* start *

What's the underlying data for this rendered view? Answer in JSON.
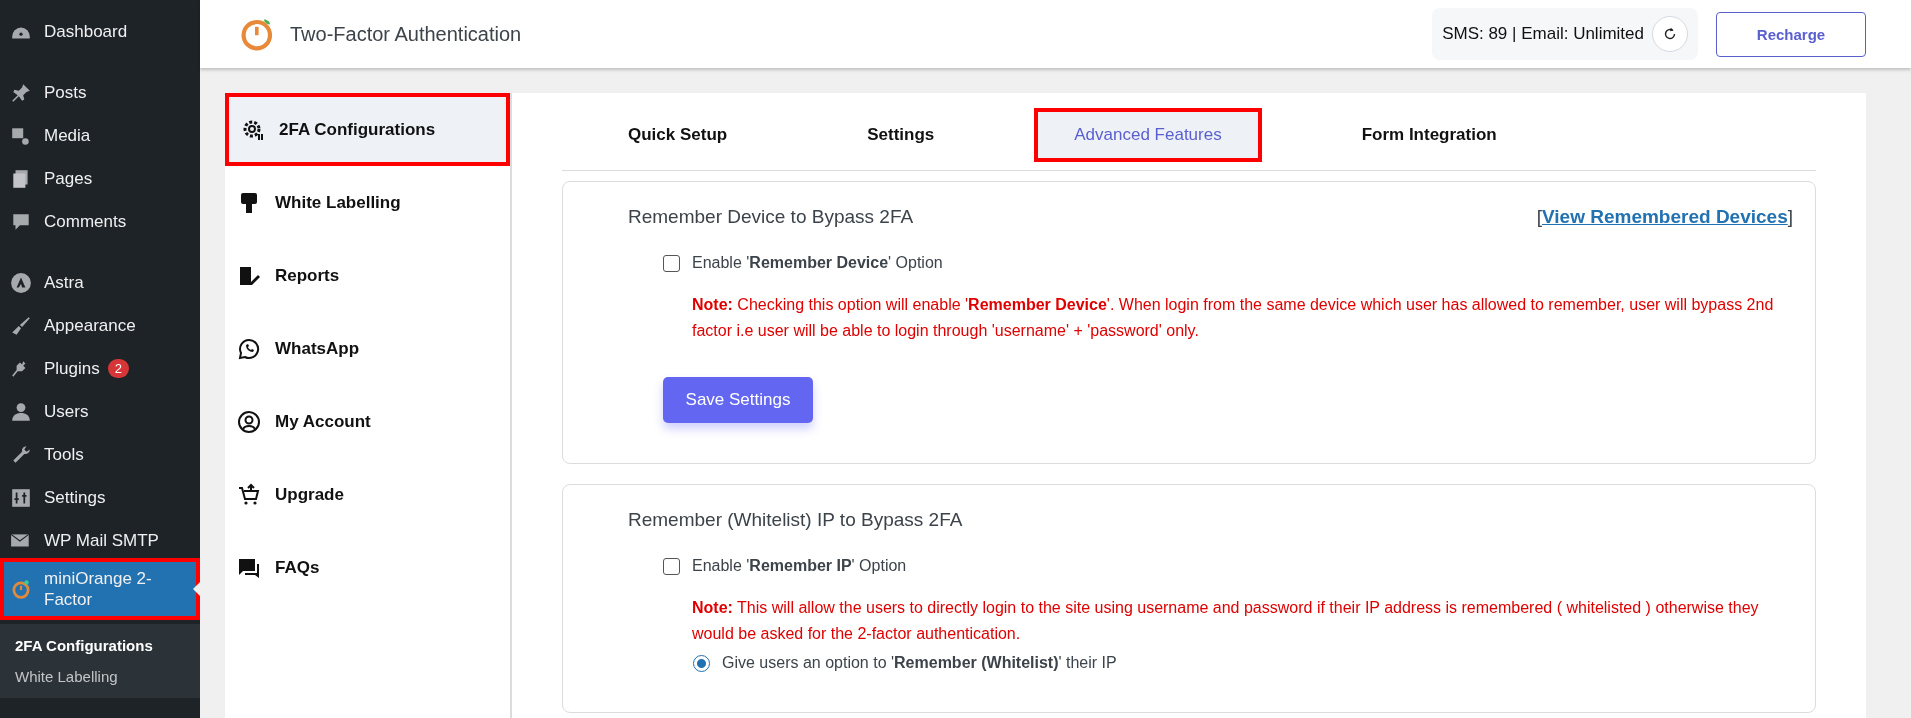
{
  "wp_menu": [
    [
      {
        "label": "Dashboard",
        "selected": false,
        "highlighted": false
      }
    ],
    [
      {
        "label": "Posts",
        "selected": false,
        "highlighted": false
      },
      {
        "label": "Media",
        "selected": false,
        "highlighted": false
      },
      {
        "label": "Pages",
        "selected": false,
        "highlighted": false
      },
      {
        "label": "Comments",
        "selected": false,
        "highlighted": false
      }
    ],
    [
      {
        "label": "Astra",
        "selected": false,
        "highlighted": false
      },
      {
        "label": "Appearance",
        "selected": false,
        "highlighted": false
      },
      {
        "label": "Plugins",
        "badge": "2",
        "selected": false,
        "highlighted": false
      },
      {
        "label": "Users",
        "selected": false,
        "highlighted": false
      },
      {
        "label": "Tools",
        "selected": false,
        "highlighted": false
      },
      {
        "label": "Settings",
        "selected": false,
        "highlighted": false
      },
      {
        "label": "WP Mail SMTP",
        "selected": false,
        "highlighted": false
      },
      {
        "label": "miniOrange 2-Factor",
        "selected": true,
        "highlighted": true
      }
    ]
  ],
  "wp_submenu": [
    {
      "label": "2FA Configurations",
      "selected": true
    },
    {
      "label": "White Labelling",
      "selected": false
    }
  ],
  "header": {
    "title": "Two-Factor Authentication",
    "credits": "SMS: 89 | Email: Unlimited",
    "button": "Recharge"
  },
  "plugin_nav": [
    {
      "label": "2FA Configurations",
      "selected": true,
      "highlighted": true
    },
    {
      "label": "White Labelling",
      "selected": false,
      "highlighted": false
    },
    {
      "label": "Reports",
      "selected": false,
      "highlighted": false
    },
    {
      "label": "WhatsApp",
      "selected": false,
      "highlighted": false
    },
    {
      "label": "My Account",
      "selected": false,
      "highlighted": false
    },
    {
      "label": "Upgrade",
      "selected": false,
      "highlighted": false
    },
    {
      "label": "FAQs",
      "selected": false,
      "highlighted": false
    }
  ],
  "tabs": [
    {
      "label": "Quick Setup",
      "selected": false,
      "highlighted": false
    },
    {
      "label": "Settings",
      "selected": false,
      "highlighted": false
    },
    {
      "label": "Advanced Features",
      "selected": true,
      "highlighted": true
    },
    {
      "label": "Form Integration",
      "selected": false,
      "highlighted": false
    }
  ],
  "sections": [
    {
      "title": "Remember Device to Bypass 2FA",
      "link": {
        "before": "[",
        "text": "View Remembered Devices",
        "after": "]"
      },
      "checkbox": {
        "label": "Enable '**Remember Device**' Option",
        "checked": false
      },
      "note": "**Note:** Checking this option will enable '**Remember Device**'. When login from the same device which user has allowed to remember, user will bypass 2nd factor i.e user will be able to login through 'username' + 'password' only.",
      "button": "Save Settings"
    },
    {
      "title": "Remember (Whitelist) IP to Bypass 2FA",
      "checkbox": {
        "label": "Enable '**Remember IP**' Option",
        "checked": false
      },
      "note": "**Note:** This will allow the users to directly login to the site using username and password if their IP address is remembered ( whitelisted ) otherwise they would be asked for the 2-factor authentication.",
      "radio": {
        "label": "Give users an option to '**Remember (Whitelist)**' their IP",
        "selected": true
      }
    }
  ]
}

* end *

**Task**. Transcribe every entry word for word, but omit the pictures.

**The result**.
What's the underlying data for this rendered view? Answer in JSON.
{
  "wp_menu": [
    [
      {
        "label": "Dashboard",
        "selected": false,
        "highlighted": false
      }
    ],
    [
      {
        "label": "Posts",
        "selected": false,
        "highlighted": false
      },
      {
        "label": "Media",
        "selected": false,
        "highlighted": false
      },
      {
        "label": "Pages",
        "selected": false,
        "highlighted": false
      },
      {
        "label": "Comments",
        "selected": false,
        "highlighted": false
      }
    ],
    [
      {
        "label": "Astra",
        "selected": false,
        "highlighted": false
      },
      {
        "label": "Appearance",
        "selected": false,
        "highlighted": false
      },
      {
        "label": "Plugins",
        "badge": "2",
        "selected": false,
        "highlighted": false
      },
      {
        "label": "Users",
        "selected": false,
        "highlighted": false
      },
      {
        "label": "Tools",
        "selected": false,
        "highlighted": false
      },
      {
        "label": "Settings",
        "selected": false,
        "highlighted": false
      },
      {
        "label": "WP Mail SMTP",
        "selected": false,
        "highlighted": false
      },
      {
        "label": "miniOrange 2-Factor",
        "selected": true,
        "highlighted": true
      }
    ]
  ],
  "wp_submenu": [
    {
      "label": "2FA Configurations",
      "selected": true
    },
    {
      "label": "White Labelling",
      "selected": false
    }
  ],
  "header": {
    "title": "Two-Factor Authentication",
    "credits": "SMS: 89 | Email: Unlimited",
    "button": "Recharge"
  },
  "plugin_nav": [
    {
      "label": "2FA Configurations",
      "selected": true,
      "highlighted": true
    },
    {
      "label": "White Labelling",
      "selected": false,
      "highlighted": false
    },
    {
      "label": "Reports",
      "selected": false,
      "highlighted": false
    },
    {
      "label": "WhatsApp",
      "selected": false,
      "highlighted": false
    },
    {
      "label": "My Account",
      "selected": false,
      "highlighted": false
    },
    {
      "label": "Upgrade",
      "selected": false,
      "highlighted": false
    },
    {
      "label": "FAQs",
      "selected": false,
      "highlighted": false
    }
  ],
  "tabs": [
    {
      "label": "Quick Setup",
      "selected": false,
      "highlighted": false
    },
    {
      "label": "Settings",
      "selected": false,
      "highlighted": false
    },
    {
      "label": "Advanced Features",
      "selected": true,
      "highlighted": true
    },
    {
      "label": "Form Integration",
      "selected": false,
      "highlighted": false
    }
  ],
  "sections": [
    {
      "title": "Remember Device to Bypass 2FA",
      "link": {
        "before": "[",
        "text": "View Remembered Devices",
        "after": "]"
      },
      "checkbox": {
        "label": "Enable '**Remember Device**' Option",
        "checked": false
      },
      "note": "**Note:** Checking this option will enable '**Remember Device**'. When login from the same device which user has allowed to remember, user will bypass 2nd factor i.e user will be able to login through 'username' + 'password' only.",
      "button": "Save Settings"
    },
    {
      "title": "Remember (Whitelist) IP to Bypass 2FA",
      "checkbox": {
        "label": "Enable '**Remember IP**' Option",
        "checked": false
      },
      "note": "**Note:** This will allow the users to directly login to the site using username and password if their IP address is remembered ( whitelisted ) otherwise they would be asked for the 2-factor authentication.",
      "radio": {
        "label": "Give users an option to '**Remember (Whitelist)**' their IP",
        "selected": true
      }
    }
  ]
}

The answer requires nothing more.